**Directive:**
Select every line holding the word "根据材料" and copy it.

━━━ Information provided

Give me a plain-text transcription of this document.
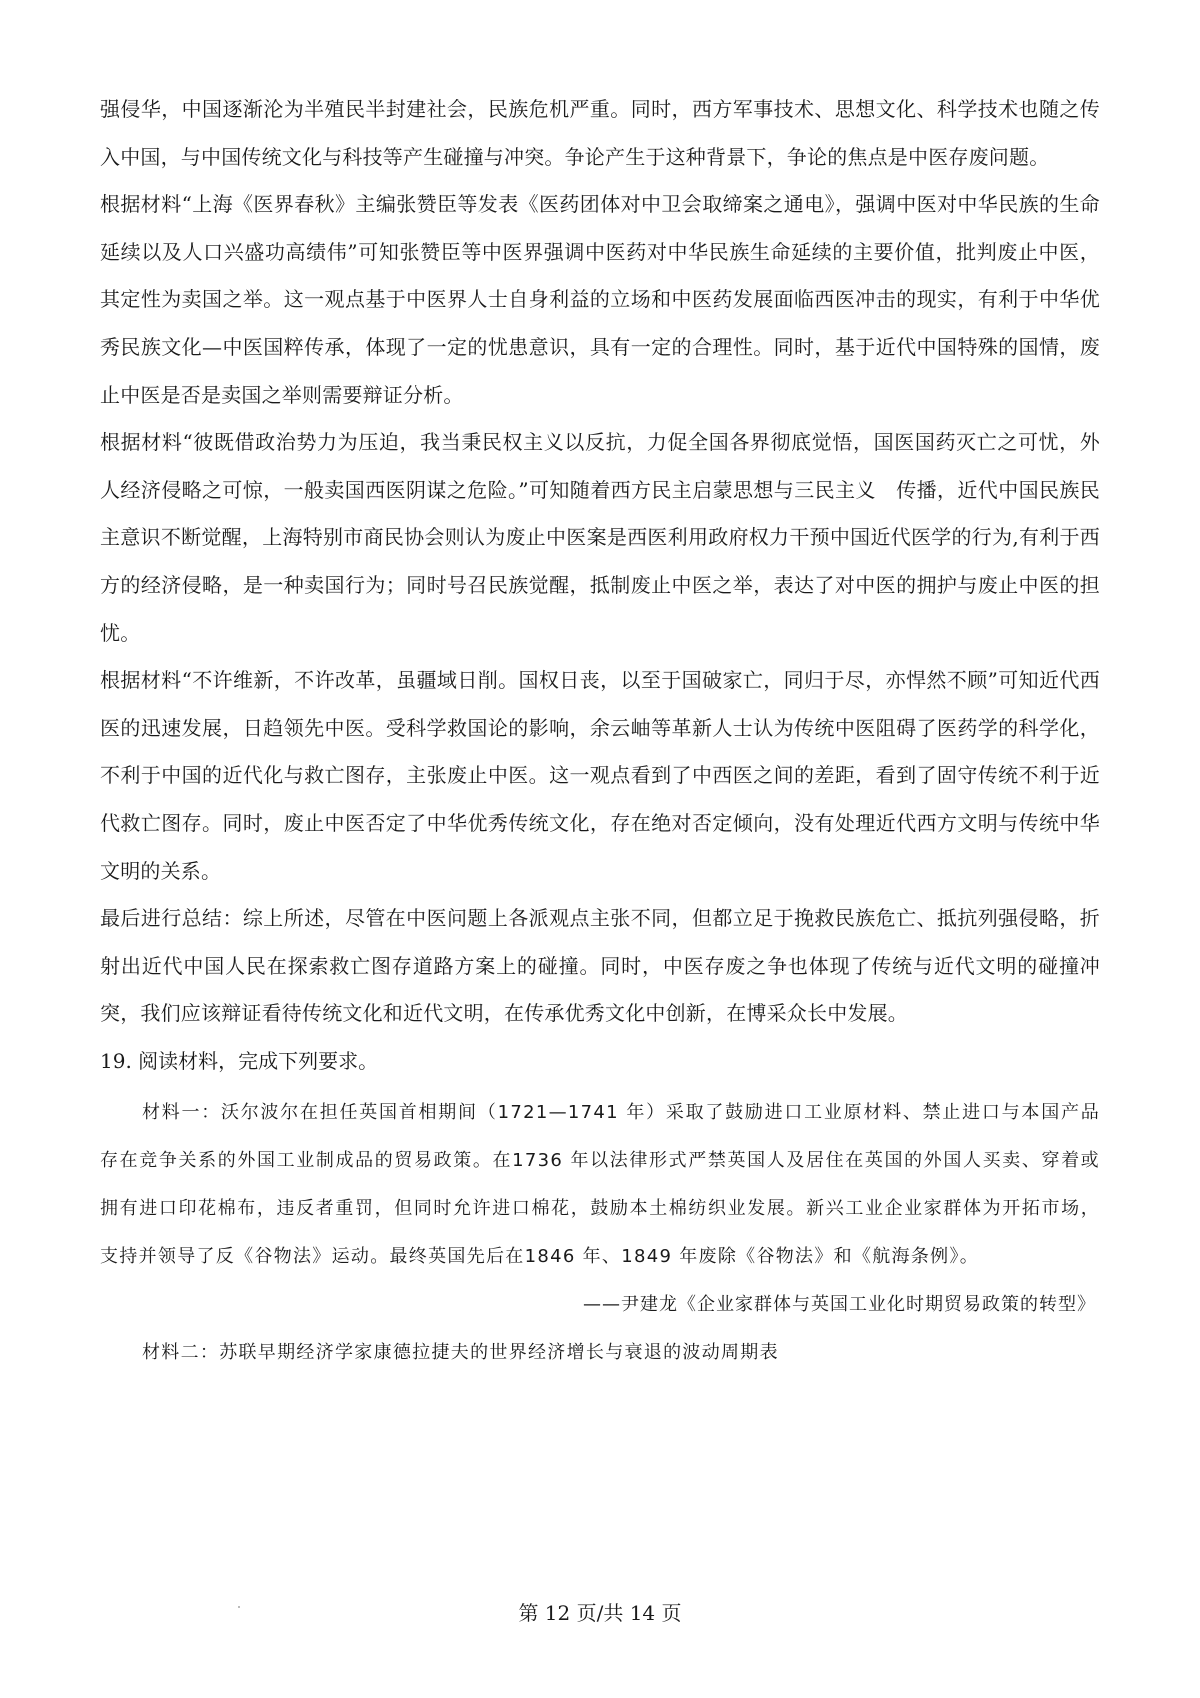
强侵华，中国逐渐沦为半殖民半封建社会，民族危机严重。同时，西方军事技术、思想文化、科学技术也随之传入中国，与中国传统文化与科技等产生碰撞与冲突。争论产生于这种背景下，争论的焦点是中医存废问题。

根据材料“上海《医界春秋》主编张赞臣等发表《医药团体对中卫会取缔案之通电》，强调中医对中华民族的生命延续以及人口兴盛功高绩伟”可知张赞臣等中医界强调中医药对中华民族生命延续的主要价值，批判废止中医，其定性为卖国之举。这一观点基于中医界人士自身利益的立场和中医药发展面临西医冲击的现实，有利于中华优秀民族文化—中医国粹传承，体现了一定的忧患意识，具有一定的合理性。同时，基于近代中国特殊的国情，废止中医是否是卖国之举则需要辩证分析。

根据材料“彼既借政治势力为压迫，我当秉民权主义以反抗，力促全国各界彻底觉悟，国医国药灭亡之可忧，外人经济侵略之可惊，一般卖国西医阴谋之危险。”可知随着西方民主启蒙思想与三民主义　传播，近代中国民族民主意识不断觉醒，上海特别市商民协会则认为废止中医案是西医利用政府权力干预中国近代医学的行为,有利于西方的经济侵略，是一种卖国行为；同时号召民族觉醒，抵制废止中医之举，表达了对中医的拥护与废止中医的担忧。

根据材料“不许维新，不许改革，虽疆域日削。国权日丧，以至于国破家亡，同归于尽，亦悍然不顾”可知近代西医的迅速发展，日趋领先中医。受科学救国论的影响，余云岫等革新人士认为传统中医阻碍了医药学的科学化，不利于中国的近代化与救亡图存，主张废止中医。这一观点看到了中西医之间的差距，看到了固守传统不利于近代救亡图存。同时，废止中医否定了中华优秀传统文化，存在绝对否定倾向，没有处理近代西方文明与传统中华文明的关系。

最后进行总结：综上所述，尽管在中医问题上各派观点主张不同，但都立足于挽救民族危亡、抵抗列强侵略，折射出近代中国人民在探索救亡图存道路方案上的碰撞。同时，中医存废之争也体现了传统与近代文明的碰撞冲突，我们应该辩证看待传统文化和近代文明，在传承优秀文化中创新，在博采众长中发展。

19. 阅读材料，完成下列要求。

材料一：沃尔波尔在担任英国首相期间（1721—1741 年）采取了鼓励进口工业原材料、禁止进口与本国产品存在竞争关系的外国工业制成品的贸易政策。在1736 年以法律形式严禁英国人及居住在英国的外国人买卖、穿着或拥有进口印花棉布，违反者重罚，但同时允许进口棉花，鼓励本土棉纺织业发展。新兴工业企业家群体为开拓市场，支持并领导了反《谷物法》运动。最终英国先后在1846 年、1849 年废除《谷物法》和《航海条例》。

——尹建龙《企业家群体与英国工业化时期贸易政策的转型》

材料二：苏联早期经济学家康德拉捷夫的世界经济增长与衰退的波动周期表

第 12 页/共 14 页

━━━━━━

**Response to the exercise:**
根据材料“上海《医界春秋》主编张赞臣等发表《医药团体对中卫会取缔案之通电》，强调中医对中华民族的生命延续以及人口兴盛功高绩伟”可知张赞臣等中医界强调中医药对中华民族生命延续的主要价值，批判废止中医，其定性为卖国之举。这一观点基于中医界人士自身利益的立场和中医药发展面临西医冲击的现实，有利于中华优秀民族文化—中医国粹传承，体现了一定的忧患意识，具有一定的合理性。同时，基于近代中国特殊的国情，废止中医是否是卖国之举则需要辩证分析。
根据材料“彼既借政治势力为压迫，我当秉民权主义以反抗，力促全国各界彻底觉悟，国医国药灭亡之可忧，外人经济侵略之可惊，一般卖国西医阴谋之危险。”可知随着西方民主启蒙思想与三民主义　传播，近代中国民族民主意识不断觉醒，上海特别市商民协会则认为废止中医案是西医利用政府权力干预中国近代医学的行为,有利于西方的经济侵略，是一种卖国行为；同时号召民族觉醒，抵制废止中医之举，表达了对中医的拥护与废止中医的担忧。
根据材料“不许维新，不许改革，虽疆域日削。国权日丧，以至于国破家亡，同归于尽，亦悍然不顾”可知近代西医的迅速发展，日趋领先中医。受科学救国论的影响，余云岫等革新人士认为传统中医阻碍了医药学的科学化，不利于中国的近代化与救亡图存，主张废止中医。这一观点看到了中西医之间的差距，看到了固守传统不利于近代救亡图存。同时，废止中医否定了中华优秀传统文化，存在绝对否定倾向，没有处理近代西方文明与传统中华文明的关系。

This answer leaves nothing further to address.